▶ What needs to be done:
Where does the word "hour" occur in the data below? Copy each line that holds it.

▶ Records to use:
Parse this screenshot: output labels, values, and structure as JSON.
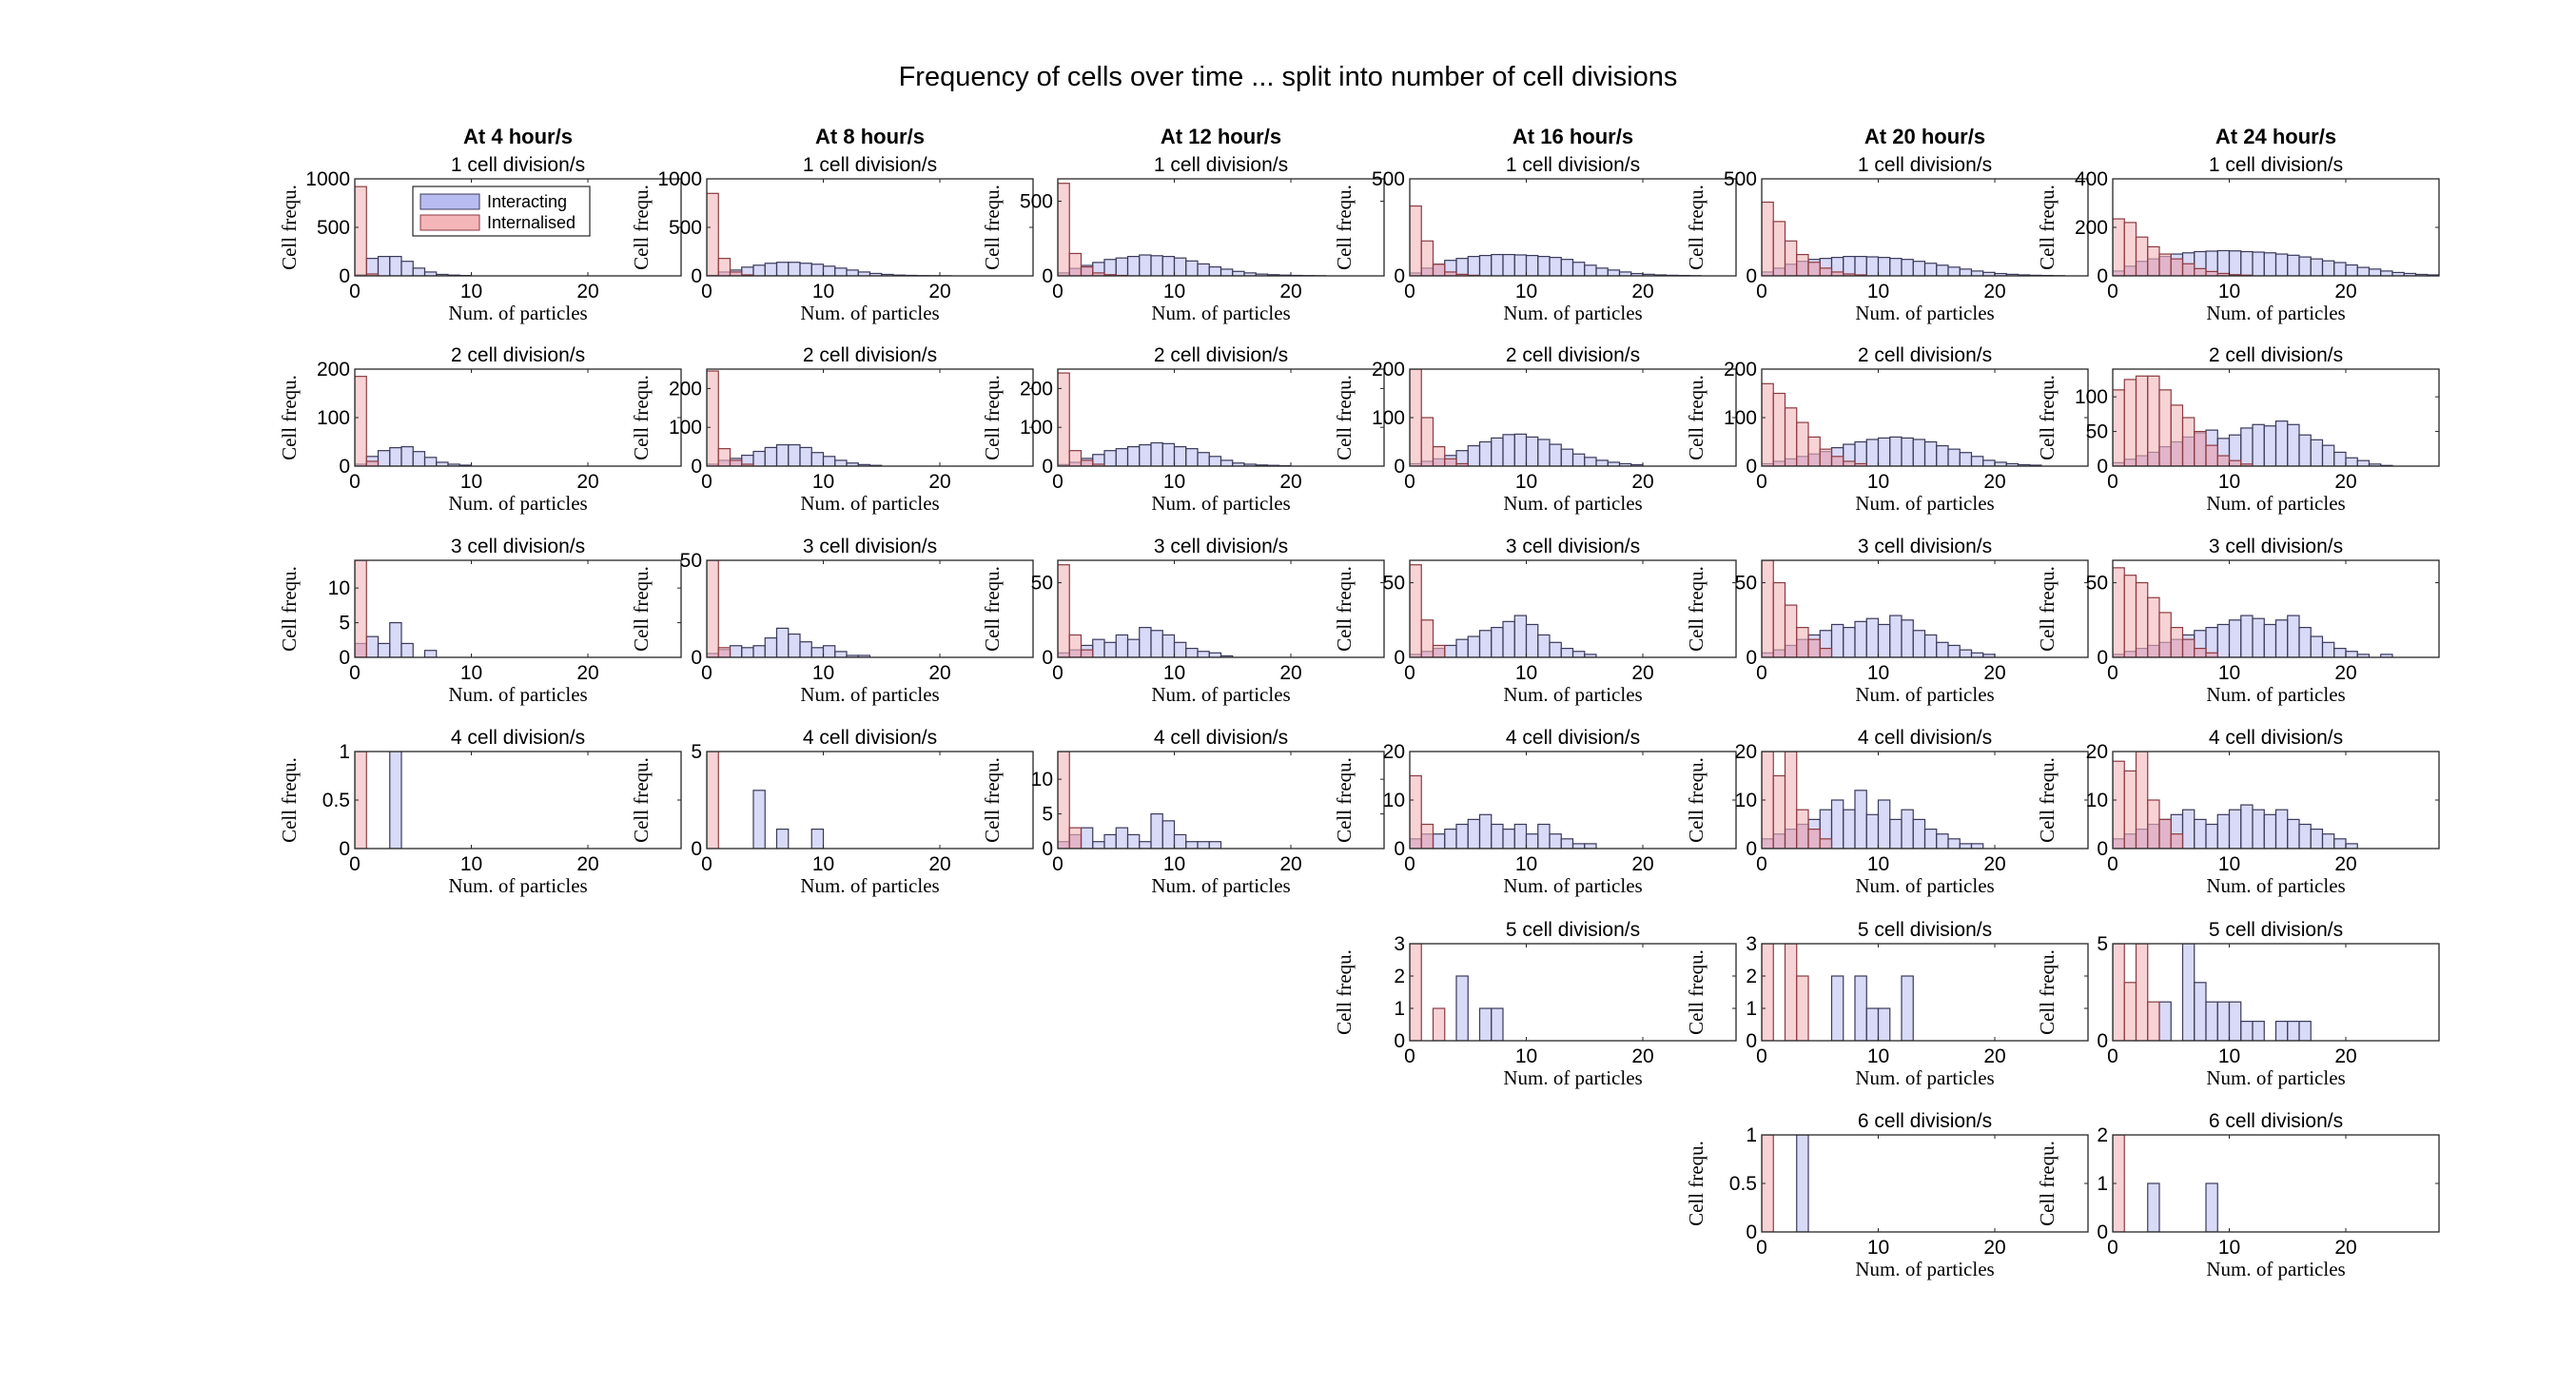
{
  "figure": {
    "title": "Frequency of cells over time ... split into number of cell divisions",
    "colors": {
      "interacting": "#b9bcf0",
      "internalised": "#f4b6b9",
      "interacting_edge": "#3a3a5a",
      "internalised_edge": "#8a3b40",
      "overlap": "#d9a9d2",
      "axis": "#262626"
    }
  },
  "chart_data": {
    "type": "histogram_grid",
    "columns": [
      "At 4 hour/s",
      "At 8 hour/s",
      "At 12 hour/s",
      "At 16 hour/s",
      "At 20 hour/s",
      "At 24 hour/s"
    ],
    "rows": [
      "1 cell division/s",
      "2 cell division/s",
      "3 cell division/s",
      "4 cell division/s",
      "5 cell division/s",
      "6 cell division/s"
    ],
    "xlabel": "Num. of particles",
    "ylabel": "Cell frequ.",
    "xlim": [
      0,
      28
    ],
    "xticks": [
      0,
      10,
      20
    ],
    "legend": {
      "entries": [
        "Interacting",
        "Internalised"
      ],
      "location": "first panel, upper-right"
    },
    "series_colors": {
      "Interacting": "#b9bcf0",
      "Internalised": "#f4b6b9"
    },
    "panels": [
      {
        "col": 0,
        "row": 0,
        "subtitle": "1 cell division/s",
        "ylim": [
          0,
          1000
        ],
        "yticks": [
          0,
          500,
          1000
        ],
        "bw": 1,
        "interacting": [
          10,
          180,
          200,
          200,
          150,
          80,
          40,
          15,
          8,
          4
        ],
        "internalised": [
          920,
          20
        ]
      },
      {
        "col": 0,
        "row": 1,
        "subtitle": "2 cell division/s",
        "ylim": [
          0,
          200
        ],
        "yticks": [
          0,
          100,
          200
        ],
        "bw": 1,
        "interacting": [
          4,
          20,
          32,
          38,
          40,
          30,
          18,
          8,
          4,
          2
        ],
        "internalised": [
          185,
          10
        ]
      },
      {
        "col": 0,
        "row": 2,
        "subtitle": "3 cell division/s",
        "ylim": [
          0,
          14
        ],
        "yticks": [
          0,
          5,
          10
        ],
        "bw": 1,
        "interacting": [
          2,
          3,
          2,
          5,
          2,
          0,
          1
        ],
        "internalised": [
          14
        ]
      },
      {
        "col": 0,
        "row": 3,
        "subtitle": "4 cell division/s",
        "ylim": [
          0,
          1
        ],
        "yticks": [
          0,
          0.5,
          1
        ],
        "bw": 1,
        "interacting": [
          0,
          0,
          0,
          1
        ],
        "internalised": [
          1
        ]
      },
      {
        "col": 1,
        "row": 0,
        "subtitle": "1 cell division/s",
        "ylim": [
          0,
          1000
        ],
        "yticks": [
          0,
          500,
          1000
        ],
        "bw": 1,
        "interacting": [
          5,
          40,
          60,
          90,
          110,
          130,
          140,
          140,
          130,
          120,
          100,
          80,
          60,
          40,
          25,
          15,
          8,
          5,
          3,
          2,
          1,
          0,
          0,
          0,
          0,
          0,
          0,
          0
        ],
        "internalised": [
          850,
          180,
          40,
          10
        ]
      },
      {
        "col": 1,
        "row": 1,
        "subtitle": "2 cell division/s",
        "ylim": [
          0,
          250
        ],
        "yticks": [
          0,
          100,
          200
        ],
        "bw": 1,
        "interacting": [
          5,
          15,
          20,
          28,
          38,
          48,
          55,
          55,
          48,
          35,
          25,
          15,
          8,
          4,
          2
        ],
        "internalised": [
          245,
          45,
          15,
          5
        ]
      },
      {
        "col": 1,
        "row": 2,
        "subtitle": "3 cell division/s",
        "ylim": [
          0,
          50
        ],
        "yticks": [
          0,
          50
        ],
        "bw": 1,
        "interacting": [
          2,
          4,
          6,
          5,
          6,
          10,
          15,
          12,
          8,
          5,
          6,
          3,
          1,
          1
        ],
        "internalised": [
          50,
          5
        ]
      },
      {
        "col": 1,
        "row": 3,
        "subtitle": "4 cell division/s",
        "ylim": [
          0,
          5
        ],
        "yticks": [
          0,
          5
        ],
        "bw": 1,
        "interacting": [
          0,
          0,
          0,
          0,
          3,
          0,
          1,
          0,
          0,
          1
        ],
        "internalised": [
          5
        ]
      },
      {
        "col": 2,
        "row": 0,
        "subtitle": "1 cell division/s",
        "ylim": [
          0,
          650
        ],
        "yticks": [
          0,
          500
        ],
        "bw": 1,
        "interacting": [
          20,
          50,
          70,
          90,
          110,
          120,
          130,
          140,
          135,
          130,
          120,
          100,
          80,
          60,
          45,
          30,
          20,
          12,
          8,
          5,
          3,
          2,
          1,
          0,
          0,
          0,
          0,
          0
        ],
        "internalised": [
          620,
          150,
          60,
          20,
          8,
          3
        ]
      },
      {
        "col": 2,
        "row": 1,
        "subtitle": "2 cell division/s",
        "ylim": [
          0,
          250
        ],
        "yticks": [
          0,
          100,
          200
        ],
        "bw": 1,
        "interacting": [
          4,
          10,
          20,
          30,
          40,
          45,
          50,
          55,
          60,
          58,
          50,
          45,
          35,
          25,
          15,
          8,
          5,
          3,
          2,
          1
        ],
        "internalised": [
          240,
          40,
          15,
          5
        ]
      },
      {
        "col": 2,
        "row": 2,
        "subtitle": "3 cell division/s",
        "ylim": [
          0,
          65
        ],
        "yticks": [
          0,
          50
        ],
        "bw": 1,
        "interacting": [
          3,
          5,
          8,
          12,
          10,
          15,
          12,
          20,
          18,
          15,
          10,
          6,
          4,
          3,
          1
        ],
        "internalised": [
          62,
          15,
          5
        ]
      },
      {
        "col": 2,
        "row": 3,
        "subtitle": "4 cell division/s",
        "ylim": [
          0,
          14
        ],
        "yticks": [
          0,
          5,
          10
        ],
        "bw": 1,
        "interacting": [
          1,
          2,
          3,
          1,
          2,
          3,
          2,
          1,
          5,
          4,
          2,
          1,
          1,
          1
        ],
        "internalised": [
          14,
          3
        ]
      },
      {
        "col": 3,
        "row": 0,
        "subtitle": "1 cell division/s",
        "ylim": [
          0,
          500
        ],
        "yticks": [
          0,
          500
        ],
        "bw": 1,
        "interacting": [
          15,
          40,
          60,
          80,
          90,
          100,
          105,
          110,
          110,
          108,
          105,
          100,
          95,
          85,
          70,
          55,
          40,
          30,
          20,
          12,
          8,
          5,
          3,
          2,
          1,
          0,
          0,
          0
        ],
        "internalised": [
          360,
          180,
          60,
          20,
          8,
          3
        ]
      },
      {
        "col": 3,
        "row": 1,
        "subtitle": "2 cell division/s",
        "ylim": [
          0,
          200
        ],
        "yticks": [
          0,
          100,
          200
        ],
        "bw": 1,
        "interacting": [
          5,
          10,
          15,
          22,
          32,
          42,
          50,
          58,
          65,
          66,
          60,
          55,
          45,
          35,
          25,
          18,
          12,
          8,
          5,
          3
        ],
        "internalised": [
          200,
          100,
          40,
          15,
          5
        ]
      },
      {
        "col": 3,
        "row": 2,
        "subtitle": "3 cell division/s",
        "ylim": [
          0,
          65
        ],
        "yticks": [
          0,
          50
        ],
        "bw": 1,
        "interacting": [
          2,
          4,
          6,
          8,
          12,
          14,
          18,
          20,
          24,
          28,
          22,
          15,
          10,
          6,
          4,
          2
        ],
        "internalised": [
          62,
          25,
          8
        ]
      },
      {
        "col": 3,
        "row": 3,
        "subtitle": "4 cell division/s",
        "ylim": [
          0,
          20
        ],
        "yticks": [
          0,
          10,
          20
        ],
        "bw": 1,
        "interacting": [
          2,
          3,
          3,
          4,
          5,
          6,
          7,
          5,
          4,
          5,
          3,
          5,
          3,
          2,
          1,
          1
        ],
        "internalised": [
          15,
          5
        ]
      },
      {
        "col": 3,
        "row": 4,
        "subtitle": "5 cell division/s",
        "ylim": [
          0,
          3
        ],
        "yticks": [
          0,
          1,
          2,
          3
        ],
        "bw": 1,
        "interacting": [
          0,
          0,
          0,
          0,
          2,
          0,
          1,
          1
        ],
        "internalised": [
          3,
          0,
          1
        ]
      },
      {
        "col": 4,
        "row": 0,
        "subtitle": "1 cell division/s",
        "ylim": [
          0,
          500
        ],
        "yticks": [
          0,
          500
        ],
        "bw": 1,
        "interacting": [
          20,
          40,
          60,
          75,
          85,
          90,
          95,
          100,
          100,
          98,
          95,
          90,
          85,
          75,
          65,
          55,
          45,
          35,
          25,
          18,
          12,
          8,
          5,
          3,
          2,
          1,
          0,
          0
        ],
        "internalised": [
          380,
          280,
          180,
          110,
          70,
          40,
          20,
          10,
          5
        ]
      },
      {
        "col": 4,
        "row": 1,
        "subtitle": "2 cell division/s",
        "ylim": [
          0,
          200
        ],
        "yticks": [
          0,
          100,
          200
        ],
        "bw": 1,
        "interacting": [
          5,
          10,
          15,
          20,
          25,
          30,
          38,
          45,
          50,
          55,
          58,
          60,
          58,
          55,
          50,
          42,
          35,
          28,
          20,
          12,
          8,
          5,
          3,
          2
        ],
        "internalised": [
          170,
          150,
          120,
          90,
          60,
          35,
          20,
          10,
          5
        ]
      },
      {
        "col": 4,
        "row": 2,
        "subtitle": "3 cell division/s",
        "ylim": [
          0,
          65
        ],
        "yticks": [
          0,
          50
        ],
        "bw": 1,
        "interacting": [
          3,
          5,
          8,
          12,
          15,
          18,
          22,
          20,
          24,
          26,
          22,
          28,
          25,
          18,
          15,
          10,
          8,
          5,
          3,
          2
        ],
        "internalised": [
          65,
          50,
          35,
          20,
          12,
          6
        ]
      },
      {
        "col": 4,
        "row": 3,
        "subtitle": "4 cell division/s",
        "ylim": [
          0,
          20
        ],
        "yticks": [
          0,
          10,
          20
        ],
        "bw": 1,
        "interacting": [
          2,
          3,
          4,
          5,
          6,
          8,
          10,
          8,
          12,
          7,
          10,
          6,
          8,
          6,
          4,
          3,
          2,
          1,
          1
        ],
        "internalised": [
          20,
          15,
          20,
          8,
          4,
          2
        ]
      },
      {
        "col": 4,
        "row": 4,
        "subtitle": "5 cell division/s",
        "ylim": [
          0,
          3
        ],
        "yticks": [
          0,
          1,
          2,
          3
        ],
        "bw": 1,
        "interacting": [
          0,
          0,
          0,
          0,
          0,
          0,
          2,
          0,
          2,
          1,
          1,
          0,
          2
        ],
        "internalised": [
          3,
          0,
          3,
          2
        ]
      },
      {
        "col": 4,
        "row": 5,
        "subtitle": "6 cell division/s",
        "ylim": [
          0,
          1
        ],
        "yticks": [
          0,
          0.5,
          1
        ],
        "bw": 1,
        "interacting": [
          0,
          0,
          0,
          1
        ],
        "internalised": [
          1
        ]
      },
      {
        "col": 5,
        "row": 0,
        "subtitle": "1 cell division/s",
        "ylim": [
          0,
          400
        ],
        "yticks": [
          0,
          200,
          400
        ],
        "bw": 1,
        "interacting": [
          20,
          40,
          60,
          70,
          80,
          90,
          95,
          100,
          102,
          104,
          103,
          100,
          98,
          95,
          90,
          85,
          78,
          70,
          62,
          55,
          45,
          35,
          28,
          20,
          14,
          10,
          6,
          4
        ],
        "internalised": [
          235,
          220,
          160,
          120,
          90,
          70,
          50,
          30,
          18,
          10,
          5,
          3
        ]
      },
      {
        "col": 5,
        "row": 1,
        "subtitle": "2 cell division/s",
        "ylim": [
          0,
          140
        ],
        "yticks": [
          0,
          50,
          100
        ],
        "bw": 1,
        "interacting": [
          5,
          10,
          15,
          20,
          28,
          35,
          42,
          48,
          52,
          40,
          45,
          55,
          60,
          58,
          65,
          60,
          45,
          38,
          30,
          20,
          12,
          8,
          3,
          1
        ],
        "internalised": [
          110,
          125,
          130,
          130,
          110,
          88,
          70,
          50,
          30,
          15,
          8,
          3
        ]
      },
      {
        "col": 5,
        "row": 2,
        "subtitle": "3 cell division/s",
        "ylim": [
          0,
          65
        ],
        "yticks": [
          0,
          50
        ],
        "bw": 1,
        "interacting": [
          2,
          4,
          6,
          8,
          10,
          12,
          15,
          18,
          20,
          22,
          25,
          28,
          26,
          22,
          25,
          28,
          20,
          14,
          10,
          6,
          4,
          2,
          0,
          2
        ],
        "internalised": [
          60,
          55,
          50,
          40,
          30,
          20,
          12,
          6,
          3
        ]
      },
      {
        "col": 5,
        "row": 3,
        "subtitle": "4 cell division/s",
        "ylim": [
          0,
          20
        ],
        "yticks": [
          0,
          10,
          20
        ],
        "bw": 1,
        "interacting": [
          2,
          3,
          4,
          5,
          6,
          7,
          8,
          6,
          5,
          7,
          8,
          9,
          8,
          7,
          8,
          6,
          5,
          4,
          3,
          2,
          1
        ],
        "internalised": [
          18,
          16,
          20,
          10,
          6,
          3
        ]
      },
      {
        "col": 5,
        "row": 4,
        "subtitle": "5 cell division/s",
        "ylim": [
          0,
          5
        ],
        "yticks": [
          0,
          5
        ],
        "bw": 1,
        "interacting": [
          0,
          0,
          0,
          0,
          2,
          0,
          5,
          3,
          2,
          2,
          2,
          1,
          1,
          0,
          1,
          1,
          1
        ],
        "internalised": [
          5,
          3,
          5,
          2
        ]
      },
      {
        "col": 5,
        "row": 5,
        "subtitle": "6 cell division/s",
        "ylim": [
          0,
          2
        ],
        "yticks": [
          0,
          1,
          2
        ],
        "bw": 1,
        "interacting": [
          0,
          0,
          0,
          1,
          0,
          0,
          0,
          0,
          1
        ],
        "internalised": [
          2
        ]
      }
    ]
  }
}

▶ Result for this exercise:
      "At 4 hour/s",
      "At 8 hour/s",
      "At 12 hour/s",
      "At 16 hour/s",
      "At 20 hour/s",
      "At 24 hour/s"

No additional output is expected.